## Data extract:
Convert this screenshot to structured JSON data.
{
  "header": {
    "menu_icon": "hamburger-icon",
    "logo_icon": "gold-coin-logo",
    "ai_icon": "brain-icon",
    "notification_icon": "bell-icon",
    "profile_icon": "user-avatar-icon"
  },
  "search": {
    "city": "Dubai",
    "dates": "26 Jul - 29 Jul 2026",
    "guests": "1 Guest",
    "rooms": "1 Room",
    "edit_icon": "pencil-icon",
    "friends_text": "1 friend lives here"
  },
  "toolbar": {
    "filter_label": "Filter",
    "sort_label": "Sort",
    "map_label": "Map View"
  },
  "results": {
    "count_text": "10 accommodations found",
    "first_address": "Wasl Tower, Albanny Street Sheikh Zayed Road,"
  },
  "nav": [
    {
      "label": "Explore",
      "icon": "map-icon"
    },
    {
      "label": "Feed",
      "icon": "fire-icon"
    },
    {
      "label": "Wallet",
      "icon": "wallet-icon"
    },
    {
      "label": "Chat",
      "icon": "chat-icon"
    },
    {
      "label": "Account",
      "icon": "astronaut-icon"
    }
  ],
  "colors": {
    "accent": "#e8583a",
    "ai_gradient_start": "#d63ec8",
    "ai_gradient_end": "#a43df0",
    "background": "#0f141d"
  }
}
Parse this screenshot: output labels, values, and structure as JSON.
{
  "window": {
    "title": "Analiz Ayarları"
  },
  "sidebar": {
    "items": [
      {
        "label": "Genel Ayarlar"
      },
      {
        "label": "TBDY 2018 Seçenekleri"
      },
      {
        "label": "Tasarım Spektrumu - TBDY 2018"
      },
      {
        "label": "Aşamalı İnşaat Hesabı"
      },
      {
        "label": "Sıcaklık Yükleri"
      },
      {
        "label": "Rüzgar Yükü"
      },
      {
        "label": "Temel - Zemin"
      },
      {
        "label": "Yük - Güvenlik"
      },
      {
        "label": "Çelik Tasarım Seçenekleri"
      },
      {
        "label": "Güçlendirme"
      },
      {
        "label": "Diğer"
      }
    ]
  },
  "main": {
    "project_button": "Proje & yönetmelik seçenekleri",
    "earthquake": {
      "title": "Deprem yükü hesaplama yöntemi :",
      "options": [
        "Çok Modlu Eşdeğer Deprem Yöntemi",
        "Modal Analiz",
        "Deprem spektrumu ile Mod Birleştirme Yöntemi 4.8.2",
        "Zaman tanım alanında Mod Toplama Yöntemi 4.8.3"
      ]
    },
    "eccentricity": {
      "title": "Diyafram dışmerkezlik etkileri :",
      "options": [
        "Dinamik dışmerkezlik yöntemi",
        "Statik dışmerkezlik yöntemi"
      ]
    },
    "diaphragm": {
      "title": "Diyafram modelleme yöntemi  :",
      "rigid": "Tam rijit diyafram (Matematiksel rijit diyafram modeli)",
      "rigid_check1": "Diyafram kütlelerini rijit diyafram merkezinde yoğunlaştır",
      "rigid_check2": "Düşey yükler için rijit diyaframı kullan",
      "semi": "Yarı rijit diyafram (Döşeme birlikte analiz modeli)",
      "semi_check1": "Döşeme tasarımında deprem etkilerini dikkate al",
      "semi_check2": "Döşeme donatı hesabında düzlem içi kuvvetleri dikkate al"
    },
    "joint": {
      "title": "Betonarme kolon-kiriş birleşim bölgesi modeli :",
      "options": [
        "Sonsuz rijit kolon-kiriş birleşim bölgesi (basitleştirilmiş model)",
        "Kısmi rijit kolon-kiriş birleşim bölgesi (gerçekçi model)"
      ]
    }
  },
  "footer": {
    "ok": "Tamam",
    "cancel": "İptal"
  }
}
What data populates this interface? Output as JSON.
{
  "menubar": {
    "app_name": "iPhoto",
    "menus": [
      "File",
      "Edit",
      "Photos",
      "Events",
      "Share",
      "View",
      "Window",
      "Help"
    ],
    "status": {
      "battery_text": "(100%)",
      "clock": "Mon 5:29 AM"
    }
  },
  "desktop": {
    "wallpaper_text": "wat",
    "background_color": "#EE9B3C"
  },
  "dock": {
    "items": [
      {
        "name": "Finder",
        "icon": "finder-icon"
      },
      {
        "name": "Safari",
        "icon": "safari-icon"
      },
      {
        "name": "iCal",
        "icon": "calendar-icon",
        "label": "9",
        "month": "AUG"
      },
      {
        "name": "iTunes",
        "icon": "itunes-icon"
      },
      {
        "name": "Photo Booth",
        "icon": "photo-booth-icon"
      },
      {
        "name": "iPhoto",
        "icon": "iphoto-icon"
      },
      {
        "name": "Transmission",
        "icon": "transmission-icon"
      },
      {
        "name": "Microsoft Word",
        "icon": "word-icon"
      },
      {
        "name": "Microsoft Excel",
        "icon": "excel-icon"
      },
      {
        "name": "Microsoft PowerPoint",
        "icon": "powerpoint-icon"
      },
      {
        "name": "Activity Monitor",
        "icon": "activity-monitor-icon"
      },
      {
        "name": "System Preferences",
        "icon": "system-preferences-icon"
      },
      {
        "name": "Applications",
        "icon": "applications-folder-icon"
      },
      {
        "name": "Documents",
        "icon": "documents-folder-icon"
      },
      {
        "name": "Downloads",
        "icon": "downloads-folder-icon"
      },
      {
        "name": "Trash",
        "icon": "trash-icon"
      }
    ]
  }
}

## Directive:
Output the complete data exactly as written.

## Answer:
Convert this screenshot to structured JSON data.
{
  "header": {
    "menu_icon": "hamburger-icon",
    "logo_icon": "gold-coin-logo",
    "ai_icon": "brain-icon",
    "notification_icon": "bell-icon",
    "profile_icon": "user-avatar-icon"
  },
  "search": {
    "city": "Dubai",
    "dates": "26 Jul - 29 Jul 2026",
    "guests": "1 Guest",
    "rooms": "1 Room",
    "edit_icon": "pencil-icon",
    "friends_text": "1 friend lives here"
  },
  "toolbar": {
    "filter_label": "Filter",
    "sort_label": "Sort",
    "map_label": "Map View"
  },
  "results": {
    "count_text": "10 accommodations found",
    "first_address": "Wasl Tower, Albanny Street Sheikh Zayed Road,"
  },
  "nav": [
    {
      "label": "Explore",
      "icon": "map-icon"
    },
    {
      "label": "Feed",
      "icon": "fire-icon"
    },
    {
      "label": "Wallet",
      "icon": "wallet-icon"
    },
    {
      "label": "Chat",
      "icon": "chat-icon"
    },
    {
      "label": "Account",
      "icon": "astronaut-icon"
    }
  ],
  "colors": {
    "accent": "#e8583a",
    "ai_gradient_start": "#d63ec8",
    "ai_gradient_end": "#a43df0",
    "background": "#0f141d"
  }
}
Parse this screenshot: output labels, values, and structure as JSON.
{
  "window": {
    "title": "Analiz Ayarları"
  },
  "sidebar": {
    "items": [
      {
        "label": "Genel Ayarlar"
      },
      {
        "label": "TBDY 2018 Seçenekleri"
      },
      {
        "label": "Tasarım Spektrumu - TBDY 2018"
      },
      {
        "label": "Aşamalı İnşaat Hesabı"
      },
      {
        "label": "Sıcaklık Yükleri"
      },
      {
        "label": "Rüzgar Yükü"
      },
      {
        "label": "Temel - Zemin"
      },
      {
        "label": "Yük - Güvenlik"
      },
      {
        "label": "Çelik Tasarım Seçenekleri"
      },
      {
        "label": "Güçlendirme"
      },
      {
        "label": "Diğer"
      }
    ]
  },
  "main": {
    "project_button": "Proje & yönetmelik seçenekleri",
    "earthquake": {
      "title": "Deprem yükü hesaplama yöntemi :",
      "options": [
        "Çok Modlu Eşdeğer Deprem Yöntemi",
        "Modal Analiz",
        "Deprem spektrumu ile Mod Birleştirme Yöntemi 4.8.2",
        "Zaman tanım alanında Mod Toplama Yöntemi 4.8.3"
      ]
    },
    "eccentricity": {
      "title": "Diyafram dışmerkezlik etkileri :",
      "options": [
        "Dinamik dışmerkezlik yöntemi",
        "Statik dışmerkezlik yöntemi"
      ]
    },
    "diaphragm": {
      "title": "Diyafram modelleme yöntemi  :",
      "rigid": "Tam rijit diyafram (Matematiksel rijit diyafram modeli)",
      "rigid_check1": "Diyafram kütlelerini rijit diyafram merkezinde yoğunlaştır",
      "rigid_check2": "Düşey yükler için rijit diyaframı kullan",
      "semi": "Yarı rijit diyafram (Döşeme birlikte analiz modeli)",
      "semi_check1": "Döşeme tasarımında deprem etkilerini dikkate al",
      "semi_check2": "Döşeme donatı hesabında düzlem içi kuvvetleri dikkate al"
    },
    "joint": {
      "title": "Betonarme kolon-kiriş birleşim bölgesi modeli :",
      "options": [
        "Sonsuz rijit kolon-kiriş birleşim bölgesi (basitleştirilmiş model)",
        "Kısmi rijit kolon-kiriş birleşim bölgesi (gerçekçi model)"
      ]
    }
  },
  "footer": {
    "ok": "Tamam",
    "cancel": "İptal"
  }
}
What data populates this interface? Output as JSON.
{
  "menubar": {
    "app_name": "iPhoto",
    "menus": [
      "File",
      "Edit",
      "Photos",
      "Events",
      "Share",
      "View",
      "Window",
      "Help"
    ],
    "status": {
      "battery_text": "(100%)",
      "clock": "Mon 5:29 AM"
    }
  },
  "desktop": {
    "wallpaper_text": "wat",
    "background_color": "#EE9B3C"
  },
  "dock": {
    "items": [
      {
        "name": "Finder",
        "icon": "finder-icon"
      },
      {
        "name": "Safari",
        "icon": "safari-icon"
      },
      {
        "name": "iCal",
        "icon": "calendar-icon",
        "label": "9",
        "month": "AUG"
      },
      {
        "name": "iTunes",
        "icon": "itunes-icon"
      },
      {
        "name": "Photo Booth",
        "icon": "photo-booth-icon"
      },
      {
        "name": "iPhoto",
        "icon": "iphoto-icon"
      },
      {
        "name": "Transmission",
        "icon": "transmission-icon"
      },
      {
        "name": "Microsoft Word",
        "icon": "word-icon"
      },
      {
        "name": "Microsoft Excel",
        "icon": "excel-icon"
      },
      {
        "name": "Microsoft PowerPoint",
        "icon": "powerpoint-icon"
      },
      {
        "name": "Activity Monitor",
        "icon": "activity-monitor-icon"
      },
      {
        "name": "System Preferences",
        "icon": "system-preferences-icon"
      },
      {
        "name": "Applications",
        "icon": "applications-folder-icon"
      },
      {
        "name": "Documents",
        "icon": "documents-folder-icon"
      },
      {
        "name": "Downloads",
        "icon": "downloads-folder-icon"
      },
      {
        "name": "Trash",
        "icon": "trash-icon"
      }
    ]
  }
}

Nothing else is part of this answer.